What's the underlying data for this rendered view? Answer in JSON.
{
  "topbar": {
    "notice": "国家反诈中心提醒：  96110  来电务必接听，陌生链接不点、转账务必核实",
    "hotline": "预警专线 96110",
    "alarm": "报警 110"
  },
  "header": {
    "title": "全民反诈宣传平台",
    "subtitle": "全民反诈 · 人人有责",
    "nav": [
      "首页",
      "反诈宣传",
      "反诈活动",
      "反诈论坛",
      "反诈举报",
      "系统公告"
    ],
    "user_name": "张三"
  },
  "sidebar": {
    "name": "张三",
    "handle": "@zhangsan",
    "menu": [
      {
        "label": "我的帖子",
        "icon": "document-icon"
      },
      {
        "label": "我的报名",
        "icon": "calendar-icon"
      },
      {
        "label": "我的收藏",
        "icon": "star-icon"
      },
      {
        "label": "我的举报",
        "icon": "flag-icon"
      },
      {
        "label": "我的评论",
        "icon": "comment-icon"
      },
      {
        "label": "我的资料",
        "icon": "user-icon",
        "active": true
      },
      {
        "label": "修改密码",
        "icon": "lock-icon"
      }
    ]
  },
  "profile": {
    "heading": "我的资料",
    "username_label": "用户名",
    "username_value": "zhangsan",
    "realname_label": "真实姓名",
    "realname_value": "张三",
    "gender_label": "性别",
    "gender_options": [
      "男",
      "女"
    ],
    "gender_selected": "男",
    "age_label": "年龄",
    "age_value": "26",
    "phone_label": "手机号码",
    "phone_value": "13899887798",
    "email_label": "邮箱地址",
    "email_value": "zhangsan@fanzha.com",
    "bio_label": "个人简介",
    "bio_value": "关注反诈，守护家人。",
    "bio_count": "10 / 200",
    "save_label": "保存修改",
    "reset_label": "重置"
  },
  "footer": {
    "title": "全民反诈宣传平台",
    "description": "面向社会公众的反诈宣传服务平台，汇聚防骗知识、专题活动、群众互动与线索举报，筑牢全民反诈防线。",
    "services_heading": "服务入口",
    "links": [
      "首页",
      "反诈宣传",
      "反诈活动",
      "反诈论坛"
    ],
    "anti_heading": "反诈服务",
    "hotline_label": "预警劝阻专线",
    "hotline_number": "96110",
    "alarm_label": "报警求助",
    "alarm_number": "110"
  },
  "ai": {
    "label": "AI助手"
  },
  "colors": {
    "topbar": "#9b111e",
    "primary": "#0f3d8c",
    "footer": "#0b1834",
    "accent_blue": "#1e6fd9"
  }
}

» WHAT YOU SHOULD DO
Go through the records above and retype each one exactly.

» ANSWER TO THIS EXERCISE
What's the underlying data for this rendered view? Answer in JSON.
{
  "topbar": {
    "notice": "国家反诈中心提醒：  96110  来电务必接听，陌生链接不点、转账务必核实",
    "hotline": "预警专线 96110",
    "alarm": "报警 110"
  },
  "header": {
    "title": "全民反诈宣传平台",
    "subtitle": "全民反诈 · 人人有责",
    "nav": [
      "首页",
      "反诈宣传",
      "反诈活动",
      "反诈论坛",
      "反诈举报",
      "系统公告"
    ],
    "user_name": "张三"
  },
  "sidebar": {
    "name": "张三",
    "handle": "@zhangsan",
    "menu": [
      {
        "label": "我的帖子",
        "icon": "document-icon"
      },
      {
        "label": "我的报名",
        "icon": "calendar-icon"
      },
      {
        "label": "我的收藏",
        "icon": "star-icon"
      },
      {
        "label": "我的举报",
        "icon": "flag-icon"
      },
      {
        "label": "我的评论",
        "icon": "comment-icon"
      },
      {
        "label": "我的资料",
        "icon": "user-icon",
        "active": true
      },
      {
        "label": "修改密码",
        "icon": "lock-icon"
      }
    ]
  },
  "profile": {
    "heading": "我的资料",
    "username_label": "用户名",
    "username_value": "zhangsan",
    "realname_label": "真实姓名",
    "realname_value": "张三",
    "gender_label": "性别",
    "gender_options": [
      "男",
      "女"
    ],
    "gender_selected": "男",
    "age_label": "年龄",
    "age_value": "26",
    "phone_label": "手机号码",
    "phone_value": "13899887798",
    "email_label": "邮箱地址",
    "email_value": "zhangsan@fanzha.com",
    "bio_label": "个人简介",
    "bio_value": "关注反诈，守护家人。",
    "bio_count": "10 / 200",
    "save_label": "保存修改",
    "reset_label": "重置"
  },
  "footer": {
    "title": "全民反诈宣传平台",
    "description": "面向社会公众的反诈宣传服务平台，汇聚防骗知识、专题活动、群众互动与线索举报，筑牢全民反诈防线。",
    "services_heading": "服务入口",
    "links": [
      "首页",
      "反诈宣传",
      "反诈活动",
      "反诈论坛"
    ],
    "anti_heading": "反诈服务",
    "hotline_label": "预警劝阻专线",
    "hotline_number": "96110",
    "alarm_label": "报警求助",
    "alarm_number": "110"
  },
  "ai": {
    "label": "AI助手"
  },
  "colors": {
    "topbar": "#9b111e",
    "primary": "#0f3d8c",
    "footer": "#0b1834",
    "accent_blue": "#1e6fd9"
  }
}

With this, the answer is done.